Dataset entries:
((
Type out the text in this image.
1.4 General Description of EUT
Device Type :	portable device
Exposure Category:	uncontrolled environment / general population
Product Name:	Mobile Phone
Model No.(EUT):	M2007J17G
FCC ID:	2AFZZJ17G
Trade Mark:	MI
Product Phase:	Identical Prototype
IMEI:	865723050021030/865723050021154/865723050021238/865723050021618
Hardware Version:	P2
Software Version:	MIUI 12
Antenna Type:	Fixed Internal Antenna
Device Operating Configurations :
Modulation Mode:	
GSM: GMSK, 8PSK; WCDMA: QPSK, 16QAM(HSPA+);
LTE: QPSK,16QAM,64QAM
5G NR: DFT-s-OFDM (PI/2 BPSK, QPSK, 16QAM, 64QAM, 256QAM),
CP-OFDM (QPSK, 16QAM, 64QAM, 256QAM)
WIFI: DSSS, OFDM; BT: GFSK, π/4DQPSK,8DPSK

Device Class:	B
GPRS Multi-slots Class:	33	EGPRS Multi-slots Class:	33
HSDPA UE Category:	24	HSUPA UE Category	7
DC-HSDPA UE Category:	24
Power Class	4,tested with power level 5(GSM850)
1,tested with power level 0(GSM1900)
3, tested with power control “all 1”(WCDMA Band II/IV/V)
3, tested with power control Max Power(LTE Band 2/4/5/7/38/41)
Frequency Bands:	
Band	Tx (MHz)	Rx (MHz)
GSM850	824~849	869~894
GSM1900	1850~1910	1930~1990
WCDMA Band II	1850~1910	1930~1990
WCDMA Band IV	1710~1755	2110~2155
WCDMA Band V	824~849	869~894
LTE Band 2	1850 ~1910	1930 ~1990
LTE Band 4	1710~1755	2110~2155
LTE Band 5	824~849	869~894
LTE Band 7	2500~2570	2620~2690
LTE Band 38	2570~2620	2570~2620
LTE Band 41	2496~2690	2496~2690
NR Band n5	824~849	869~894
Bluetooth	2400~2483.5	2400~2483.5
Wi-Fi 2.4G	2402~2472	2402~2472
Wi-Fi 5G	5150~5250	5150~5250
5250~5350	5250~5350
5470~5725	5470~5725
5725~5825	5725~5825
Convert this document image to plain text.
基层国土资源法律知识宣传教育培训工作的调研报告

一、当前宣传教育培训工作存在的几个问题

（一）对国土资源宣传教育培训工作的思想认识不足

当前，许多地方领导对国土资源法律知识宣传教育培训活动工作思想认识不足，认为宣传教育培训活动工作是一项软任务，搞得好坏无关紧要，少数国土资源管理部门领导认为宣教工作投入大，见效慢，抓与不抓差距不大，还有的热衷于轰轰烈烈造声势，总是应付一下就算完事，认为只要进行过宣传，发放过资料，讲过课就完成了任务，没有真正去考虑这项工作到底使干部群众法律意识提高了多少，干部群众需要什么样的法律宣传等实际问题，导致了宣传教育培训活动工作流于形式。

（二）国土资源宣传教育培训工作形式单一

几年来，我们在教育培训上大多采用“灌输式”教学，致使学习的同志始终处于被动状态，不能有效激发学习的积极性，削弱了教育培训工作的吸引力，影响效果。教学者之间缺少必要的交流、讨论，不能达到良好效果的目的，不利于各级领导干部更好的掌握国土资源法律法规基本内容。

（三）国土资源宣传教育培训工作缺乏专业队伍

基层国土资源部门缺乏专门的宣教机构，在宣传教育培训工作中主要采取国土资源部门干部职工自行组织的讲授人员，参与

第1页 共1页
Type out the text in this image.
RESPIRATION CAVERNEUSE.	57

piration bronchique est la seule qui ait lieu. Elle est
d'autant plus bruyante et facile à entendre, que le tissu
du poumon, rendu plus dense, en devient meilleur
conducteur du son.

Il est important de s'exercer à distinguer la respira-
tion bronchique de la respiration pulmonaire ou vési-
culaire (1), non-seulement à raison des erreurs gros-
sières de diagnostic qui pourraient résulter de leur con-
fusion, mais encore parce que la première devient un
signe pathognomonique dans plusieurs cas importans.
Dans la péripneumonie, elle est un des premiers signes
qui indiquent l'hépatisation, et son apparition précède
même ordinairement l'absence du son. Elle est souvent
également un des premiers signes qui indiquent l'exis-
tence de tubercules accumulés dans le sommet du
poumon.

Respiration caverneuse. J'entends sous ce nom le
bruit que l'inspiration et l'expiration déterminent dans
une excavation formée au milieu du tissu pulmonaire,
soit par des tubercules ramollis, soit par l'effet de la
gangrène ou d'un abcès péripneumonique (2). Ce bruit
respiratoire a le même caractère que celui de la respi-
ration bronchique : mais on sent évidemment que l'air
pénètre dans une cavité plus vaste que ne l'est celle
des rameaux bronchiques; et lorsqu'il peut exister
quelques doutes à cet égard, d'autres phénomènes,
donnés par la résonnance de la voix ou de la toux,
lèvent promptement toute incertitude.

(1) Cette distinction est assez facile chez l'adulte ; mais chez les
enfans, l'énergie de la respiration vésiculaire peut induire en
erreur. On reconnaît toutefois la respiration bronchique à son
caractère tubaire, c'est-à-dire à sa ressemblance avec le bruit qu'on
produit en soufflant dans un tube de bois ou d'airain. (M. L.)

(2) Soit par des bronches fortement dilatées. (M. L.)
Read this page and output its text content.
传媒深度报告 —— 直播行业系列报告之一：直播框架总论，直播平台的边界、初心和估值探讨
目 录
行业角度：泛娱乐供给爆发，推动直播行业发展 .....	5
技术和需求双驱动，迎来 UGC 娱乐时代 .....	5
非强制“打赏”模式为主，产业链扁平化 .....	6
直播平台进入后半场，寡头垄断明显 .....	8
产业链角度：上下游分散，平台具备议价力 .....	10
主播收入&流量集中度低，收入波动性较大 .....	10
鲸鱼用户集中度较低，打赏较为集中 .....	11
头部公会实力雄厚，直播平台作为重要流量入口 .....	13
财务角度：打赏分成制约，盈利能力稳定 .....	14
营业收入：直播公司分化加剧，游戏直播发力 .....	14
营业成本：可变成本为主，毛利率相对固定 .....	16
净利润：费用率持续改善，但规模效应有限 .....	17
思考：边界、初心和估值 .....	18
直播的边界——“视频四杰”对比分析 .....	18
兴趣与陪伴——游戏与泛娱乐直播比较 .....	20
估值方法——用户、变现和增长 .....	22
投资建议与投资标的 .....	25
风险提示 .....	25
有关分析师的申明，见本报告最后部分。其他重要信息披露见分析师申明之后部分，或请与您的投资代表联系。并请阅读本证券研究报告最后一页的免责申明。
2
))
Transcribe every line of the data, exactly as it stands.

> **CORRECT OUTPUT**
Type out the text in this image.
1.4 General Description of EUT
Device Type :	portable device
Exposure Category:	uncontrolled environment / general population
Product Name:	Mobile Phone
Model No.(EUT):	M2007J17G
FCC ID:	2AFZZJ17G
Trade Mark:	MI
Product Phase:	Identical Prototype
IMEI:	865723050021030/865723050021154/865723050021238/865723050021618
Hardware Version:	P2
Software Version:	MIUI 12
Antenna Type:	Fixed Internal Antenna
Device Operating Configurations :
Modulation Mode:	
GSM: GMSK, 8PSK; WCDMA: QPSK, 16QAM(HSPA+);
LTE: QPSK,16QAM,64QAM
5G NR: DFT-s-OFDM (PI/2 BPSK, QPSK, 16QAM, 64QAM, 256QAM),
CP-OFDM (QPSK, 16QAM, 64QAM, 256QAM)
WIFI: DSSS, OFDM; BT: GFSK, π/4DQPSK,8DPSK

Device Class:	B
GPRS Multi-slots Class:	33	EGPRS Multi-slots Class:	33
HSDPA UE Category:	24	HSUPA UE Category	7
DC-HSDPA UE Category:	24
Power Class	4,tested with power level 5(GSM850)
1,tested with power level 0(GSM1900)
3, tested with power control “all 1”(WCDMA Band II/IV/V)
3, tested with power control Max Power(LTE Band 2/4/5/7/38/41)
Frequency Bands:	
Band	Tx (MHz)	Rx (MHz)
GSM850	824~849	869~894
GSM1900	1850~1910	1930~1990
WCDMA Band II	1850~1910	1930~1990
WCDMA Band IV	1710~1755	2110~2155
WCDMA Band V	824~849	869~894
LTE Band 2	1850 ~1910	1930 ~1990
LTE Band 4	1710~1755	2110~2155
LTE Band 5	824~849	869~894
LTE Band 7	2500~2570	2620~2690
LTE Band 38	2570~2620	2570~2620
LTE Band 41	2496~2690	2496~2690
NR Band n5	824~849	869~894
Bluetooth	2400~2483.5	2400~2483.5
Wi-Fi 2.4G	2402~2472	2402~2472
Wi-Fi 5G	5150~5250	5150~5250
5250~5350	5250~5350
5470~5725	5470~5725
5725~5825	5725~5825
Convert this document image to plain text.
基层国土资源法律知识宣传教育培训工作的调研报告

一、当前宣传教育培训工作存在的几个问题

（一）对国土资源宣传教育培训工作的思想认识不足

当前，许多地方领导对国土资源法律知识宣传教育培训活动工作思想认识不足，认为宣传教育培训活动工作是一项软任务，搞得好坏无关紧要，少数国土资源管理部门领导认为宣教工作投入大，见效慢，抓与不抓差距不大，还有的热衷于轰轰烈烈造声势，总是应付一下就算完事，认为只要进行过宣传，发放过资料，讲过课就完成了任务，没有真正去考虑这项工作到底使干部群众法律意识提高了多少，干部群众需要什么样的法律宣传等实际问题，导致了宣传教育培训活动工作流于形式。

（二）国土资源宣传教育培训工作形式单一

几年来，我们在教育培训上大多采用“灌输式”教学，致使学习的同志始终处于被动状态，不能有效激发学习的积极性，削弱了教育培训工作的吸引力，影响效果。教学者之间缺少必要的交流、讨论，不能达到良好效果的目的，不利于各级领导干部更好的掌握国土资源法律法规基本内容。

（三）国土资源宣传教育培训工作缺乏专业队伍

基层国土资源部门缺乏专门的宣教机构，在宣传教育培训工作中主要采取国土资源部门干部职工自行组织的讲授人员，参与

第1页 共1页
Type out the text in this image.
RESPIRATION CAVERNEUSE.	57

piration bronchique est la seule qui ait lieu. Elle est
d'autant plus bruyante et facile à entendre, que le tissu
du poumon, rendu plus dense, en devient meilleur
conducteur du son.

Il est important de s'exercer à distinguer la respira-
tion bronchique de la respiration pulmonaire ou vési-
culaire (1), non-seulement à raison des erreurs gros-
sières de diagnostic qui pourraient résulter de leur con-
fusion, mais encore parce que la première devient un
signe pathognomonique dans plusieurs cas importans.
Dans la péripneumonie, elle est un des premiers signes
qui indiquent l'hépatisation, et son apparition précède
même ordinairement l'absence du son. Elle est souvent
également un des premiers signes qui indiquent l'exis-
tence de tubercules accumulés dans le sommet du
poumon.

Respiration caverneuse. J'entends sous ce nom le
bruit que l'inspiration et l'expiration déterminent dans
une excavation formée au milieu du tissu pulmonaire,
soit par des tubercules ramollis, soit par l'effet de la
gangrène ou d'un abcès péripneumonique (2). Ce bruit
respiratoire a le même caractère que celui de la respi-
ration bronchique : mais on sent évidemment que l'air
pénètre dans une cavité plus vaste que ne l'est celle
des rameaux bronchiques; et lorsqu'il peut exister
quelques doutes à cet égard, d'autres phénomènes,
donnés par la résonnance de la voix ou de la toux,
lèvent promptement toute incertitude.

(1) Cette distinction est assez facile chez l'adulte ; mais chez les
enfans, l'énergie de la respiration vésiculaire peut induire en
erreur. On reconnaît toutefois la respiration bronchique à son
caractère tubaire, c'est-à-dire à sa ressemblance avec le bruit qu'on
produit en soufflant dans un tube de bois ou d'airain. (M. L.)

(2) Soit par des bronches fortement dilatées. (M. L.)
Read this page and output its text content.
传媒深度报告 —— 直播行业系列报告之一：直播框架总论，直播平台的边界、初心和估值探讨
目 录
行业角度：泛娱乐供给爆发，推动直播行业发展 .....	5
技术和需求双驱动，迎来 UGC 娱乐时代 .....	5
非强制“打赏”模式为主，产业链扁平化 .....	6
直播平台进入后半场，寡头垄断明显 .....	8
产业链角度：上下游分散，平台具备议价力 .....	10
主播收入&流量集中度低，收入波动性较大 .....	10
鲸鱼用户集中度较低，打赏较为集中 .....	11
头部公会实力雄厚，直播平台作为重要流量入口 .....	13
财务角度：打赏分成制约，盈利能力稳定 .....	14
营业收入：直播公司分化加剧，游戏直播发力 .....	14
营业成本：可变成本为主，毛利率相对固定 .....	16
净利润：费用率持续改善，但规模效应有限 .....	17
思考：边界、初心和估值 .....	18
直播的边界——“视频四杰”对比分析 .....	18
兴趣与陪伴——游戏与泛娱乐直播比较 .....	20
估值方法——用户、变现和增长 .....	22
投资建议与投资标的 .....	25
风险提示 .....	25
有关分析师的申明，见本报告最后部分。其他重要信息披露见分析师申明之后部分，或请与您的投资代表联系。并请阅读本证券研究报告最后一页的免责申明。
2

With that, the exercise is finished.